=== INSTRUCTION ===
Your task is to repeat the entries exactly. Leave the pictures out.

Dataset records on visual material:

____________________

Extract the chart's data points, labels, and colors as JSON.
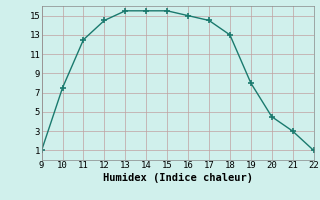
{
  "x": [
    9,
    10,
    11,
    12,
    13,
    14,
    15,
    16,
    17,
    18,
    19,
    20,
    21,
    22
  ],
  "y": [
    1,
    7.5,
    12.5,
    14.5,
    15.5,
    15.5,
    15.5,
    15.0,
    14.5,
    13.0,
    8.0,
    4.5,
    3.0,
    1.0
  ],
  "xlabel": "Humidex (Indice chaleur)",
  "xlim": [
    9,
    22
  ],
  "ylim": [
    0,
    16
  ],
  "xticks": [
    9,
    10,
    11,
    12,
    13,
    14,
    15,
    16,
    17,
    18,
    19,
    20,
    21,
    22
  ],
  "yticks": [
    1,
    3,
    5,
    7,
    9,
    11,
    13,
    15
  ],
  "line_color": "#1a7a6e",
  "bg_color": "#d0f0ec",
  "grid_color": "#c0a0a0",
  "marker": "+",
  "linewidth": 1.0,
  "markersize": 4,
  "markeredgewidth": 1.2,
  "tick_fontsize": 6.5,
  "xlabel_fontsize": 7.5
}
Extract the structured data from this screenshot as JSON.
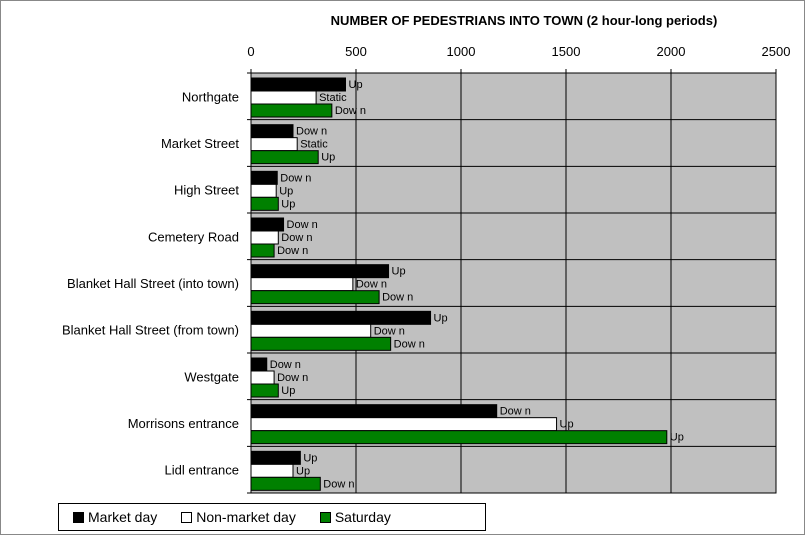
{
  "chart_data": {
    "type": "bar",
    "orientation": "horizontal",
    "title": "NUMBER OF PEDESTRIANS INTO TOWN (2 hour-long periods)",
    "xlabel": "",
    "ylabel": "",
    "xlim": [
      0,
      2500
    ],
    "x_ticks": [
      "0",
      "500",
      "1000",
      "1500",
      "2000",
      "2500"
    ],
    "grid": true,
    "axis_position": "top",
    "plot_background": "#c0c0c0",
    "legend_position": "bottom",
    "categories": [
      "Northgate",
      "Market Street",
      "High Street",
      "Cemetery Road",
      "Blanket Hall Street (into town)",
      "Blanket Hall Street (from town)",
      "Westgate",
      "Morrisons entrance",
      "Lidl entrance"
    ],
    "series": [
      {
        "name": "Market day",
        "color": "#000000",
        "values": [
          450,
          200,
          125,
          155,
          655,
          855,
          75,
          1170,
          235
        ],
        "labels": [
          "Up",
          "Dow n",
          "Dow n",
          "Dow n",
          "Up",
          "Up",
          "Dow n",
          "Dow n",
          "Up"
        ]
      },
      {
        "name": "Non-market day",
        "color": "#ffffff",
        "values": [
          310,
          220,
          120,
          130,
          485,
          570,
          110,
          1455,
          200
        ],
        "labels": [
          "Static",
          "Static",
          "Up",
          "Dow n",
          "Dow n",
          "Dow n",
          "Dow n",
          "Up",
          "Up"
        ]
      },
      {
        "name": "Saturday",
        "color": "#008000",
        "values": [
          385,
          320,
          130,
          110,
          610,
          665,
          130,
          1980,
          330
        ],
        "labels": [
          "Dow n",
          "Up",
          "Up",
          "Dow n",
          "Dow n",
          "Dow n",
          "Up",
          "Up",
          "Dow n"
        ]
      }
    ]
  }
}
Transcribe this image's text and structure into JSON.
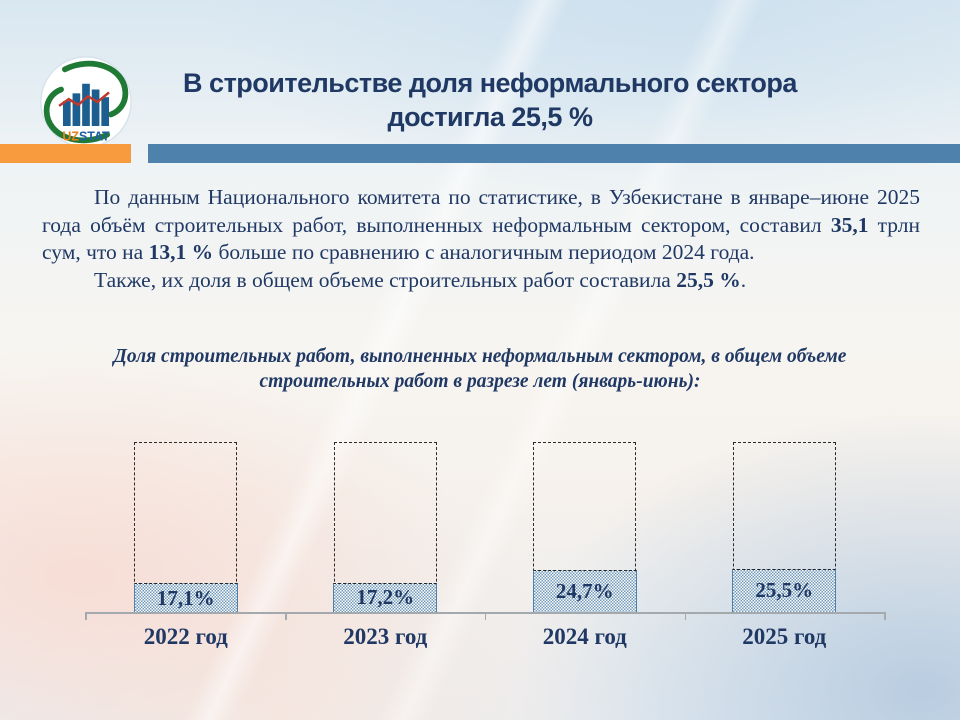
{
  "slide": {
    "title_line1": "В строительстве доля неформального сектора",
    "title_line2": "достигла 25,5 %"
  },
  "logo": {
    "brand_prefix": "UZ",
    "brand_suffix": "STAT"
  },
  "body": {
    "p1": [
      {
        "t": "По данным Национального комитета по статистике, в Узбекистане в январе–июне 2025 года объём строительных работ, выполненных неформальным сектором, составил ",
        "b": false
      },
      {
        "t": "35,1",
        "b": true
      },
      {
        "t": " трлн сум, что на ",
        "b": false
      },
      {
        "t": "13,1 %",
        "b": true
      },
      {
        "t": " больше по сравнению с аналогичным периодом 2024 года.",
        "b": false
      }
    ],
    "p2": [
      {
        "t": "Также, их доля в общем объеме строительных работ составила ",
        "b": false
      },
      {
        "t": "25,5 %",
        "b": true
      },
      {
        "t": ".",
        "b": false
      }
    ]
  },
  "chart_caption": [
    {
      "t": "Доля строительных работ, выполненных неформальным сектором, в общем объеме строительных работ в разрезе лет ",
      "b": true
    },
    {
      "t": "(январь-июнь):",
      "b": false
    }
  ],
  "chart_data": {
    "type": "bar",
    "title": "Доля строительных работ, выполненных неформальным сектором, в общем объеме строительных работ в разрезе лет (январь-июнь)",
    "categories": [
      "2022 год",
      "2023 год",
      "2024 год",
      "2025 год"
    ],
    "values": [
      17.1,
      17.2,
      24.7,
      25.5
    ],
    "value_labels": [
      "17,1%",
      "17,2%",
      "24,7%",
      "25,5%"
    ],
    "ylim": [
      0,
      100
    ],
    "grid": false,
    "legend": false,
    "annotation": "dashed outline around each bar marks the 100% level"
  },
  "colors": {
    "navy": "#1f3864",
    "orange": "#f79b3e",
    "steel": "#4e81ac",
    "axis": "#a3a9ad"
  }
}
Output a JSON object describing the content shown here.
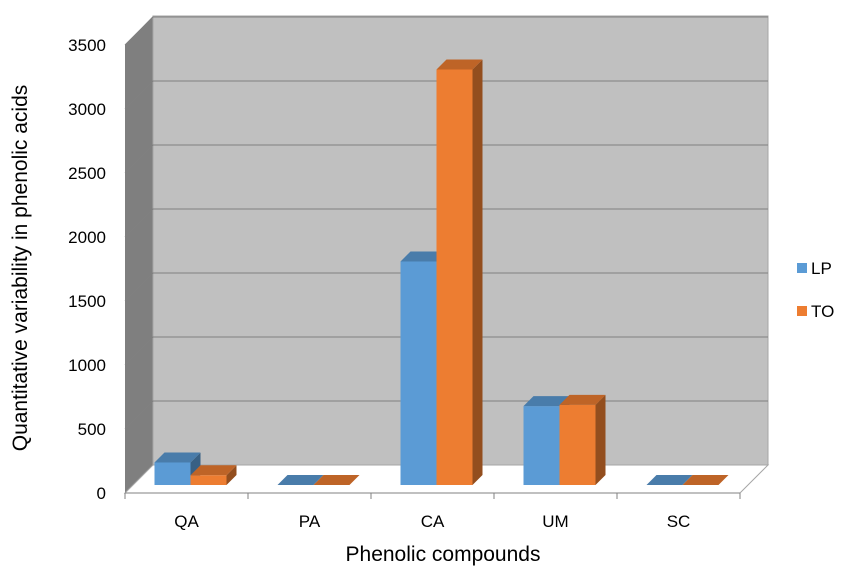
{
  "chart_data": {
    "type": "bar",
    "title": "",
    "xlabel": "Phenolic compounds",
    "ylabel": "Quantitative variability in phenolic acids",
    "categories": [
      "QA",
      "PA",
      "CA",
      "UM",
      "SC"
    ],
    "series": [
      {
        "name": "LP",
        "color": "#5b9bd5",
        "values": [
          270,
          15,
          1840,
          710,
          5
        ]
      },
      {
        "name": "TO",
        "color": "#ed7d31",
        "values": [
          170,
          30,
          3340,
          720,
          60
        ]
      }
    ],
    "ylim": [
      0,
      3500
    ],
    "yticks": [
      "0",
      "500",
      "1000",
      "1500",
      "2000",
      "2500",
      "3000",
      "3500"
    ],
    "grid": true,
    "legend_position": "right",
    "style": "3d-clustered-column"
  }
}
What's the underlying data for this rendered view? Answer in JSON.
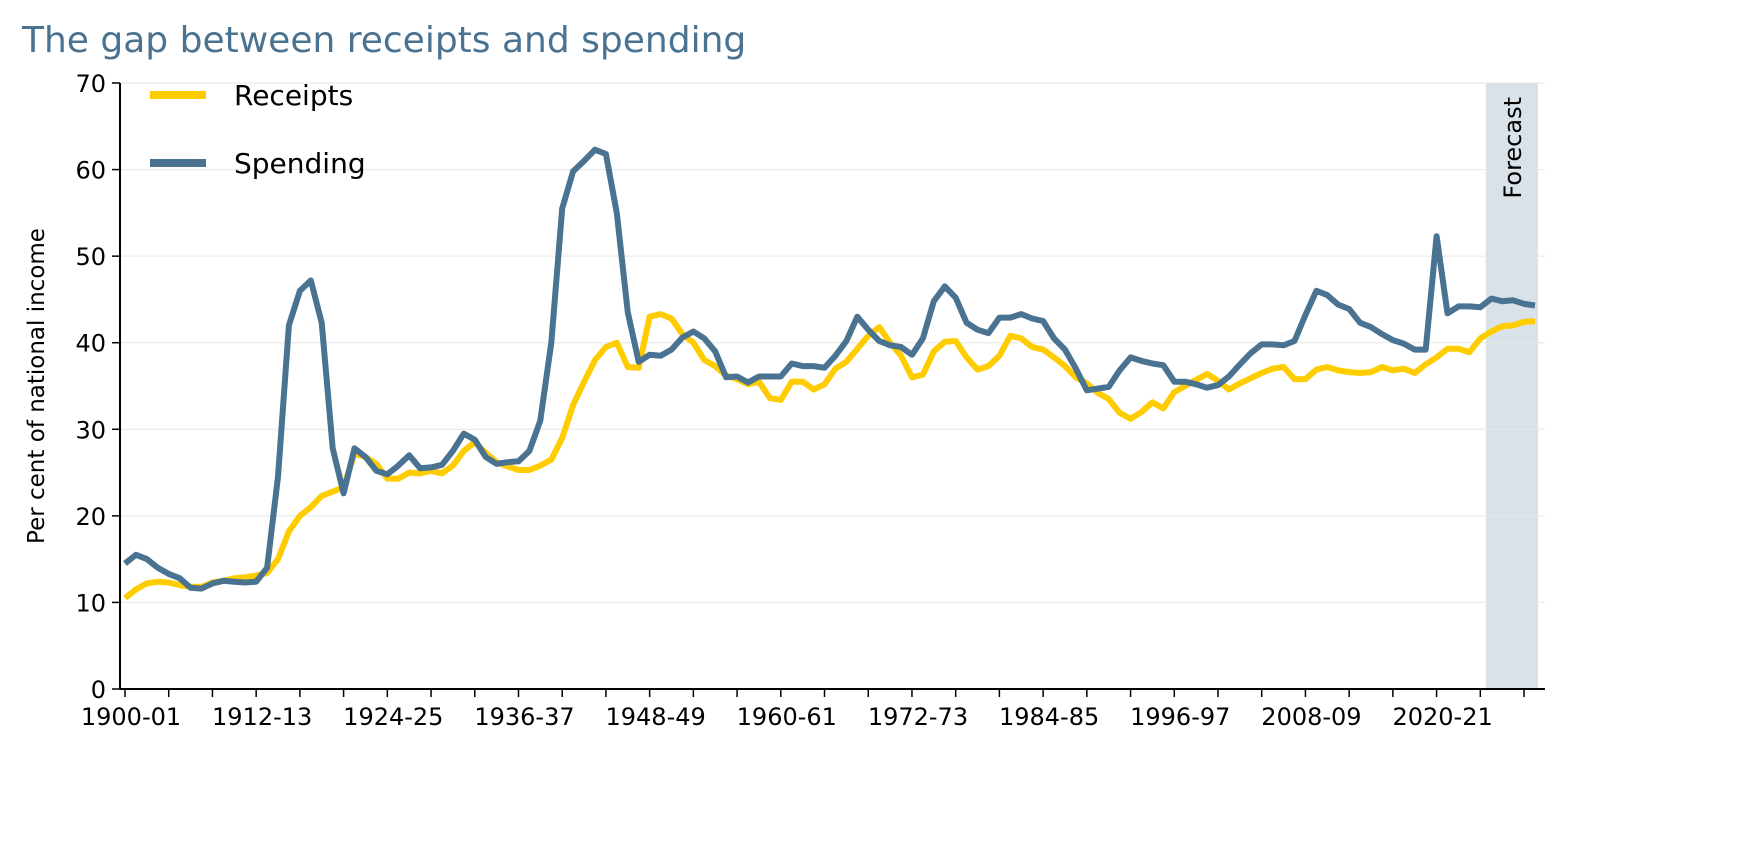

____________________

=== FINISHED EXERCISE ===
Extract the chart's data points, labels, and colors as JSON.
{
  "x": [
    9,
    10,
    11,
    12,
    13,
    14,
    15,
    16,
    17,
    18,
    19,
    20,
    21,
    22
  ],
  "y": [
    1,
    7.5,
    12.5,
    14.5,
    15.5,
    15.5,
    15.5,
    15.0,
    14.5,
    13.0,
    8.0,
    4.5,
    3.0,
    1.0
  ],
  "xlabel": "Humidex (Indice chaleur)",
  "xlim": [
    9,
    22
  ],
  "ylim": [
    0,
    16
  ],
  "xticks": [
    9,
    10,
    11,
    12,
    13,
    14,
    15,
    16,
    17,
    18,
    19,
    20,
    21,
    22
  ],
  "yticks": [
    1,
    3,
    5,
    7,
    9,
    11,
    13,
    15
  ],
  "line_color": "#1a7a6e",
  "bg_color": "#d0f0ec",
  "grid_color": "#c0a0a0",
  "marker": "+",
  "linewidth": 1.0,
  "markersize": 4,
  "markeredgewidth": 1.2,
  "tick_fontsize": 6.5,
  "xlabel_fontsize": 7.5
}
Extract the structured data from this screenshot as JSON.
{
  "chart_data": {
    "type": "bar",
    "orientation": "horizontal",
    "title": "NUMBER OF PEDESTRIANS INTO TOWN (2 hour-long periods)",
    "xlabel": "",
    "ylabel": "",
    "xlim": [
      0,
      2500
    ],
    "x_ticks": [
      "0",
      "500",
      "1000",
      "1500",
      "2000",
      "2500"
    ],
    "grid": true,
    "axis_position": "top",
    "plot_background": "#c0c0c0",
    "legend_position": "bottom",
    "categories": [
      "Northgate",
      "Market Street",
      "High Street",
      "Cemetery Road",
      "Blanket Hall Street (into town)",
      "Blanket Hall Street (from town)",
      "Westgate",
      "Morrisons entrance",
      "Lidl entrance"
    ],
    "series": [
      {
        "name": "Market day",
        "color": "#000000",
        "values": [
          450,
          200,
          125,
          155,
          655,
          855,
          75,
          1170,
          235
        ],
        "labels": [
          "Up",
          "Dow n",
          "Dow n",
          "Dow n",
          "Up",
          "Up",
          "Dow n",
          "Dow n",
          "Up"
        ]
      },
      {
        "name": "Non-market day",
        "color": "#ffffff",
        "values": [
          310,
          220,
          120,
          130,
          485,
          570,
          110,
          1455,
          200
        ],
        "labels": [
          "Static",
          "Static",
          "Up",
          "Dow n",
          "Dow n",
          "Dow n",
          "Dow n",
          "Up",
          "Up"
        ]
      },
      {
        "name": "Saturday",
        "color": "#008000",
        "values": [
          385,
          320,
          130,
          110,
          610,
          665,
          130,
          1980,
          330
        ],
        "labels": [
          "Dow n",
          "Up",
          "Up",
          "Dow n",
          "Dow n",
          "Dow n",
          "Up",
          "Up",
          "Dow n"
        ]
      }
    ]
  }
}
Transcribe this image's text and structure into JSON.
{
  "slide": {
    "title_line1": "В строительстве доля неформального сектора",
    "title_line2": "достигла 25,5 %"
  },
  "logo": {
    "brand_prefix": "UZ",
    "brand_suffix": "STAT"
  },
  "body": {
    "p1": [
      {
        "t": "По данным Национального комитета по статистике, в Узбекистане в январе–июне 2025 года объём строительных работ, выполненных неформальным сектором, составил ",
        "b": false
      },
      {
        "t": "35,1",
        "b": true
      },
      {
        "t": " трлн сум, что на ",
        "b": false
      },
      {
        "t": "13,1 %",
        "b": true
      },
      {
        "t": " больше по сравнению с аналогичным периодом 2024 года.",
        "b": false
      }
    ],
    "p2": [
      {
        "t": "Также, их доля в общем объеме строительных работ составила ",
        "b": false
      },
      {
        "t": "25,5 %",
        "b": true
      },
      {
        "t": ".",
        "b": false
      }
    ]
  },
  "chart_caption": [
    {
      "t": "Доля строительных работ, выполненных неформальным сектором, в общем объеме строительных работ в разрезе лет ",
      "b": true
    },
    {
      "t": "(январь-июнь):",
      "b": false
    }
  ],
  "chart_data": {
    "type": "bar",
    "title": "Доля строительных работ, выполненных неформальным сектором, в общем объеме строительных работ в разрезе лет (январь-июнь)",
    "categories": [
      "2022 год",
      "2023 год",
      "2024 год",
      "2025 год"
    ],
    "values": [
      17.1,
      17.2,
      24.7,
      25.5
    ],
    "value_labels": [
      "17,1%",
      "17,2%",
      "24,7%",
      "25,5%"
    ],
    "ylim": [
      0,
      100
    ],
    "grid": false,
    "legend": false,
    "annotation": "dashed outline around each bar marks the 100% level"
  },
  "colors": {
    "navy": "#1f3864",
    "orange": "#f79b3e",
    "steel": "#4e81ac",
    "axis": "#a3a9ad"
  }
}
Output a JSON object describing the content shown here.
{
  "chart_data": {
    "type": "bar",
    "title": "",
    "xlabel": "Phenolic compounds",
    "ylabel": "Quantitative variability in phenolic acids",
    "categories": [
      "QA",
      "PA",
      "CA",
      "UM",
      "SC"
    ],
    "series": [
      {
        "name": "LP",
        "color": "#5b9bd5",
        "values": [
          270,
          15,
          1840,
          710,
          5
        ]
      },
      {
        "name": "TO",
        "color": "#ed7d31",
        "values": [
          170,
          30,
          3340,
          720,
          60
        ]
      }
    ],
    "ylim": [
      0,
      3500
    ],
    "yticks": [
      "0",
      "500",
      "1000",
      "1500",
      "2000",
      "2500",
      "3000",
      "3500"
    ],
    "grid": true,
    "legend_position": "right",
    "style": "3d-clustered-column"
  }
}
What's the underlying data for this rendered view? Answer in JSON.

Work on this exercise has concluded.